Autor:

2017-06-23, Aktualizacja: 2017-06-23 10:00

Jakub Letki: Ktoś, kto ma tatuaż, nie może być normalny

- W tatuażu nic nie powinno być dosłowne - mówi specjalista w tej dziedzinie, Jakub Letki. Rozmawialiśmy z nim o tatuażach z kawałkiem pizzy u wyluzowanych dzieciaków, trendach w sztuce tatuażu, najczęściej popełnianych błędach i oryginalności.

Jakub Letki - tatuator pochodzący z Bydgoszczy. Tatuował m.in. w Toruniu, a dziś w Poznaniu. Uwielbia punk rocka, sam gra w kilku kapelach. Tworzy komiksy, odnajdując w tym dużą pasję, jest fanem gier konsolowych. Interesuje się amerykańskim stand up’em końca lat 70. i 80. Jego styl tatuowania to połączenie tradycyjnego stylu japońskiego oraz amerykańskiego. Prace Jakuba są kolorowe, często zabawne. Ważny jest dla niego mocno zaznaczony kolor oraz dokładny kontur, który przetrwa wszystko.

---

* **ZADANIE A**
Streść tekst o Jakubie Letkim w dwóch zdaniach.
* **ZADANIE B**
Przytocz ponownie fragment tekstu o Jakubie Letkim, zaczynając od "- W tatuażu" i idąc aż do "który przetrwa wszystko.", a w nim zastąp "Poznaniu" przez "Gdańsku".

* **ZAPISANE DANE**
---

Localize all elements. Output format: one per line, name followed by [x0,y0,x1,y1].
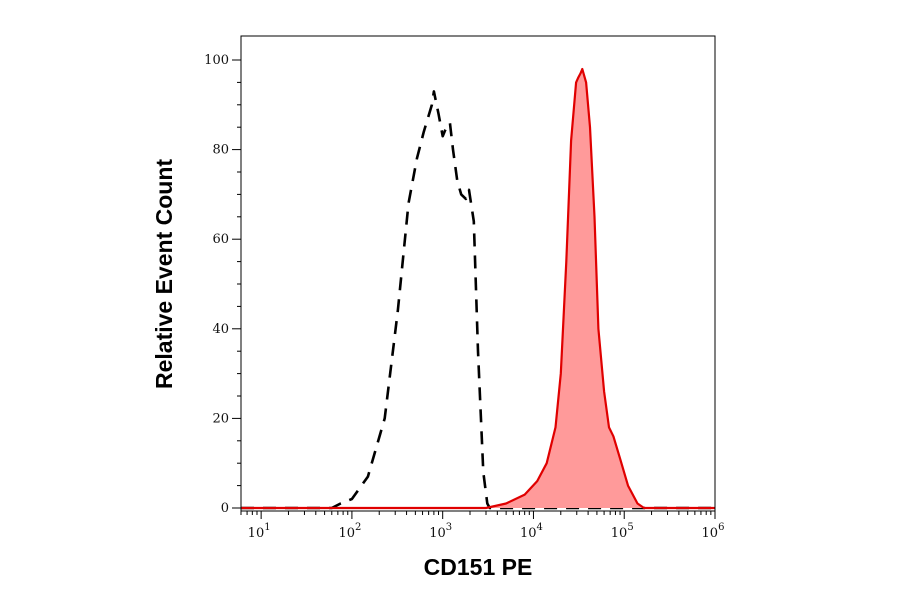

---

* **POPRAWNA ODPOWIEDŹ A**
Jakub Letki to pochodzący z Bydgoszczy tatuator, który tatuował m.in. w Toruniu, a dziś tatuuje w Poznaniu. Rozmawiano z nim o trendach w sztuce tatuażu, najczęściej popełnianych błędach i oryginalności, a jego styl łączy tradycyjny styl japoński z amerykańskim, dając kolorowe, często zabawne prace z mocno zaznaczonym kolorem i dokładnym konturem.

* **POPRAWNA ODPOWIEDŹ B**
- W tatuażu nic nie powinno być dosłowne - mówi specjalista w tej dziedzinie, Jakub Letki. Rozmawialiśmy z nim o tatuażach z kawałkiem pizzy u wyluzowanych dzieciaków, trendach w sztuce tatuażu, najczęściej popełnianych błędach i oryginalności.

Jakub Letki - tatuator pochodzący z Bydgoszczy. Tatuował m.in. w Toruniu, a dziś w Gdańsku. Uwielbia punk rocka, sam gra w kilku kapelach. Tworzy komiksy, odnajdując w tym dużą pasję, jest fanem gier konsolowych. Interesuje się amerykańskim stand up’em końca lat 70. i 80. Jego styl tatuowania to połączenie tradycyjnego stylu japońskiego oraz amerykańskiego. Prace Jakuba są kolorowe, często zabawne. Ważny jest dla niego mocno zaznaczony kolor oraz dokładny kontur, który przetrwa wszystko.